--- Begin ---
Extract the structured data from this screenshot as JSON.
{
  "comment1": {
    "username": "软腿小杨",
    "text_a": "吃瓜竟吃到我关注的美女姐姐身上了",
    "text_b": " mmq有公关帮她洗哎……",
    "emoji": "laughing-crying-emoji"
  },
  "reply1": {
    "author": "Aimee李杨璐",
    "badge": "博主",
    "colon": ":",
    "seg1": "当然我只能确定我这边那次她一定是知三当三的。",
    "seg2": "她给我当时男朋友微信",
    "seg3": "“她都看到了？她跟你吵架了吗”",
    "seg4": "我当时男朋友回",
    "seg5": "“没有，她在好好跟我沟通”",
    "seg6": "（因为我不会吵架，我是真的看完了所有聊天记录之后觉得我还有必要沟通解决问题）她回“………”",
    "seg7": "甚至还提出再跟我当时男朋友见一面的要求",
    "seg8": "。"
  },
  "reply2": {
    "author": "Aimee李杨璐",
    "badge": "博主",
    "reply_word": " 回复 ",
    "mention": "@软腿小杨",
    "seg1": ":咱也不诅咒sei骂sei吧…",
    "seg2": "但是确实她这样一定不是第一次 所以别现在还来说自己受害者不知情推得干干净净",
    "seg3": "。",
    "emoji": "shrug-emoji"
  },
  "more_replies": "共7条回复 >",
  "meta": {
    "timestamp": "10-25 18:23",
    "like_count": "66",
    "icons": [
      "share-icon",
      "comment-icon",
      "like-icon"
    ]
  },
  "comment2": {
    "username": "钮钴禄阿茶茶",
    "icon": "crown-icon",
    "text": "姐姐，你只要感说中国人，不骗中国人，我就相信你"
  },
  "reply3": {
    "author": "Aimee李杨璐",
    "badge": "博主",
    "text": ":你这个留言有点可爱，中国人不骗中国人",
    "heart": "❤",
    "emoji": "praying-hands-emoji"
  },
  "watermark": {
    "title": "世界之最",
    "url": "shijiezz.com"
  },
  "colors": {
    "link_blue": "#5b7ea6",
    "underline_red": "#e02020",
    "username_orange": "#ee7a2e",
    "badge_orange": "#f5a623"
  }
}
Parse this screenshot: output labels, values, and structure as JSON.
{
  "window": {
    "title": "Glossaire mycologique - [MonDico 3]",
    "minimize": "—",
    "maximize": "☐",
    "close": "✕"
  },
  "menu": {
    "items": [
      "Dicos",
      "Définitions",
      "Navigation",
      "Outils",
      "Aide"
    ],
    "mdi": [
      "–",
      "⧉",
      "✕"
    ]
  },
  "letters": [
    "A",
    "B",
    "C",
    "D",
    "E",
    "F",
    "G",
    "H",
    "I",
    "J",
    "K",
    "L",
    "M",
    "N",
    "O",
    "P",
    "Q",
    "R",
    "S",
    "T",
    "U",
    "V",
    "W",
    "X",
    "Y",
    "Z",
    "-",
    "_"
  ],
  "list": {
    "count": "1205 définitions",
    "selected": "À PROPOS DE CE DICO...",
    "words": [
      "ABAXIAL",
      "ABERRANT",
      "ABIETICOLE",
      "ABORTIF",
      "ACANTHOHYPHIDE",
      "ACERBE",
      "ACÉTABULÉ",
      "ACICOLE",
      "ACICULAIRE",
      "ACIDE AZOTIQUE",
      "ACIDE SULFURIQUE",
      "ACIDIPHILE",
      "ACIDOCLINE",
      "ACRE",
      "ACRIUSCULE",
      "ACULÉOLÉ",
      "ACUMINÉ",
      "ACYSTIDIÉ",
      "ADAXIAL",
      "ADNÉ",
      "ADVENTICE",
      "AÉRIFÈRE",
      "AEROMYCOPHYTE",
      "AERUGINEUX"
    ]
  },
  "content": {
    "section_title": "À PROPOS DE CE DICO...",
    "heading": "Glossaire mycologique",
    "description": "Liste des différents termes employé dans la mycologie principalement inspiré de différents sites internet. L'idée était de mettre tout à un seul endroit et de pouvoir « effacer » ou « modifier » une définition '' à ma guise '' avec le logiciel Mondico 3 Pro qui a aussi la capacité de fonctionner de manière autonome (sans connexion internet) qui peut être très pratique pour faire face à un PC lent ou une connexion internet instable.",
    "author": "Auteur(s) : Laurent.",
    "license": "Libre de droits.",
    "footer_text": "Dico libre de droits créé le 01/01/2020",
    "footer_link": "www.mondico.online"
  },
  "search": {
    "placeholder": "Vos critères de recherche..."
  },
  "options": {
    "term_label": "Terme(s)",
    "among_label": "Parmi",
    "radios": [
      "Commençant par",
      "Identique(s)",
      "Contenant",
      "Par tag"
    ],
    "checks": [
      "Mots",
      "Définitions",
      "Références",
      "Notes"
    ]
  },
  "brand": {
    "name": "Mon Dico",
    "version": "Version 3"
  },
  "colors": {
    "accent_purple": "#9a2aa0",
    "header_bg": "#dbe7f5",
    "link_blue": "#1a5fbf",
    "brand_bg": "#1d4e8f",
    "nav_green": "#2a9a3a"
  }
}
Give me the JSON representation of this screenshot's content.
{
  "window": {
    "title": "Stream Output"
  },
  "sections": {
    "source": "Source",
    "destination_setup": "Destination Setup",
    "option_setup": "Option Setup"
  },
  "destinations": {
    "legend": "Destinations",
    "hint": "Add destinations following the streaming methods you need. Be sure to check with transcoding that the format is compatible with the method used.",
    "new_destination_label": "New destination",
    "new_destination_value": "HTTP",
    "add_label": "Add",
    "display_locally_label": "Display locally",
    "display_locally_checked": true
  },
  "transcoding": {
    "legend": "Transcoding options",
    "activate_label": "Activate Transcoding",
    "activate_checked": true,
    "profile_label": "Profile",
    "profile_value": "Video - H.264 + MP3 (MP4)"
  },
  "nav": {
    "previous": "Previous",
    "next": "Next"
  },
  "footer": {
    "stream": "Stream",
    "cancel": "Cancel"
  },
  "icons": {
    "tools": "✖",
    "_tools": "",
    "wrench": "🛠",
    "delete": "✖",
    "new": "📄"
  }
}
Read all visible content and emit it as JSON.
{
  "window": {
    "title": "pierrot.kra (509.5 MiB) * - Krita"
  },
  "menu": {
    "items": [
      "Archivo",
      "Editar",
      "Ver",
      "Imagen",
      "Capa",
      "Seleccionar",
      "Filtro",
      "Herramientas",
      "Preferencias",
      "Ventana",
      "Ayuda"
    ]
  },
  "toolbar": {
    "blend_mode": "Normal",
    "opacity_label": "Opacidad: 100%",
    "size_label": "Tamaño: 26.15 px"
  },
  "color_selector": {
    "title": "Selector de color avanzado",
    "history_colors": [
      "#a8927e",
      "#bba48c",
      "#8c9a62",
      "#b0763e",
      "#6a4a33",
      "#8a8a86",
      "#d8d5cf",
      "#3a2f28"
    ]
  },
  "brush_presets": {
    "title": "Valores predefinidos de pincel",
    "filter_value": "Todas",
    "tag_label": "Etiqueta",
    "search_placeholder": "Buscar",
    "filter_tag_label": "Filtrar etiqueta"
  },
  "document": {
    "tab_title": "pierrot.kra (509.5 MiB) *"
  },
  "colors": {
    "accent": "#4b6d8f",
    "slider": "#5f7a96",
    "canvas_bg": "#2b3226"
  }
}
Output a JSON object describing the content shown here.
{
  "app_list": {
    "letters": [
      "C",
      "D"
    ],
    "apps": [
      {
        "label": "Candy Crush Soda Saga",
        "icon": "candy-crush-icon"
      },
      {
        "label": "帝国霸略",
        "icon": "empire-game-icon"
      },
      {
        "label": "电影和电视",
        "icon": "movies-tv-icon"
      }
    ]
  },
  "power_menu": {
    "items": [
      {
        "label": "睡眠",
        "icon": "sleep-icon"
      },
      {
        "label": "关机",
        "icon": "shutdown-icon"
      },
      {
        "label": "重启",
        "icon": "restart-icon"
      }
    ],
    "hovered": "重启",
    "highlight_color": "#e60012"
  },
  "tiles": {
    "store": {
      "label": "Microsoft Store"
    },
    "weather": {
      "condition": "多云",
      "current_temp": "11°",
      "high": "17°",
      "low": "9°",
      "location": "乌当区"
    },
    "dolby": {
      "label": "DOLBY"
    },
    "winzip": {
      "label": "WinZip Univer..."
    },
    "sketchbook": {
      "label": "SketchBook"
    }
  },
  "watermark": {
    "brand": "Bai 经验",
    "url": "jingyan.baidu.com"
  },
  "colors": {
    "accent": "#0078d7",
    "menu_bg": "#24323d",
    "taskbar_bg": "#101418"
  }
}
--- End ---
Make a copy of each line that contains the string "content".

**Written response:**
  "content": {
Give me the JSON representation of this screenshot's content.
Read all visible content and emit it as JSON.
Output a JSON object describing the content shown here.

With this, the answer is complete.